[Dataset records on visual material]

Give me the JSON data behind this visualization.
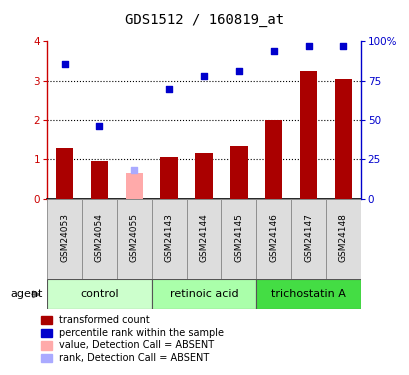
{
  "title": "GDS1512 / 160819_at",
  "samples": [
    "GSM24053",
    "GSM24054",
    "GSM24055",
    "GSM24143",
    "GSM24144",
    "GSM24145",
    "GSM24146",
    "GSM24147",
    "GSM24148"
  ],
  "bar_values": [
    1.3,
    0.95,
    0.65,
    1.05,
    1.15,
    1.35,
    2.0,
    3.25,
    3.05
  ],
  "bar_colors": [
    "#aa0000",
    "#aa0000",
    "#ffaaaa",
    "#aa0000",
    "#aa0000",
    "#aa0000",
    "#aa0000",
    "#aa0000",
    "#aa0000"
  ],
  "dot_values": [
    3.42,
    1.85,
    0.72,
    2.8,
    3.12,
    3.25,
    3.75,
    3.88,
    3.88
  ],
  "dot_absent": [
    false,
    false,
    true,
    false,
    false,
    false,
    false,
    false,
    false
  ],
  "ylim_left": [
    0,
    4
  ],
  "ylim_right": [
    0,
    100
  ],
  "yticks_left": [
    0,
    1,
    2,
    3,
    4
  ],
  "yticks_right": [
    0,
    25,
    50,
    75,
    100
  ],
  "groups": [
    {
      "label": "control",
      "start": 0,
      "end": 3,
      "color": "#ccffcc"
    },
    {
      "label": "retinoic acid",
      "start": 3,
      "end": 6,
      "color": "#aaffaa"
    },
    {
      "label": "trichostatin A",
      "start": 6,
      "end": 9,
      "color": "#44dd44"
    }
  ],
  "agent_label": "agent",
  "legend_items": [
    {
      "label": "transformed count",
      "color": "#aa0000"
    },
    {
      "label": "percentile rank within the sample",
      "color": "#0000cc"
    },
    {
      "label": "value, Detection Call = ABSENT",
      "color": "#ffaaaa"
    },
    {
      "label": "rank, Detection Call = ABSENT",
      "color": "#aaaaff"
    }
  ],
  "bar_width": 0.5,
  "dot_color_normal": "#0000cc",
  "dot_color_absent": "#aaaaff",
  "bar_color_absent": "#ffaaaa",
  "label_bg": "#dddddd",
  "spine_color_left": "#cc0000",
  "spine_color_right": "#0000cc"
}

SHORT TASK:
Pictures are not part of the copy; reproduce everything else in the records exactly.

RESPONSE TO THE TASK:
Give me the JSON data behind this visualization.
{
  "title": "GDS1512 / 160819_at",
  "samples": [
    "GSM24053",
    "GSM24054",
    "GSM24055",
    "GSM24143",
    "GSM24144",
    "GSM24145",
    "GSM24146",
    "GSM24147",
    "GSM24148"
  ],
  "bar_values": [
    1.3,
    0.95,
    0.65,
    1.05,
    1.15,
    1.35,
    2.0,
    3.25,
    3.05
  ],
  "bar_colors": [
    "#aa0000",
    "#aa0000",
    "#ffaaaa",
    "#aa0000",
    "#aa0000",
    "#aa0000",
    "#aa0000",
    "#aa0000",
    "#aa0000"
  ],
  "dot_values": [
    3.42,
    1.85,
    0.72,
    2.8,
    3.12,
    3.25,
    3.75,
    3.88,
    3.88
  ],
  "dot_absent": [
    false,
    false,
    true,
    false,
    false,
    false,
    false,
    false,
    false
  ],
  "ylim_left": [
    0,
    4
  ],
  "ylim_right": [
    0,
    100
  ],
  "yticks_left": [
    0,
    1,
    2,
    3,
    4
  ],
  "yticks_right": [
    0,
    25,
    50,
    75,
    100
  ],
  "groups": [
    {
      "label": "control",
      "start": 0,
      "end": 3,
      "color": "#ccffcc"
    },
    {
      "label": "retinoic acid",
      "start": 3,
      "end": 6,
      "color": "#aaffaa"
    },
    {
      "label": "trichostatin A",
      "start": 6,
      "end": 9,
      "color": "#44dd44"
    }
  ],
  "agent_label": "agent",
  "legend_items": [
    {
      "label": "transformed count",
      "color": "#aa0000"
    },
    {
      "label": "percentile rank within the sample",
      "color": "#0000cc"
    },
    {
      "label": "value, Detection Call = ABSENT",
      "color": "#ffaaaa"
    },
    {
      "label": "rank, Detection Call = ABSENT",
      "color": "#aaaaff"
    }
  ],
  "bar_width": 0.5,
  "dot_color_normal": "#0000cc",
  "dot_color_absent": "#aaaaff",
  "bar_color_absent": "#ffaaaa",
  "label_bg": "#dddddd",
  "spine_color_left": "#cc0000",
  "spine_color_right": "#0000cc"
}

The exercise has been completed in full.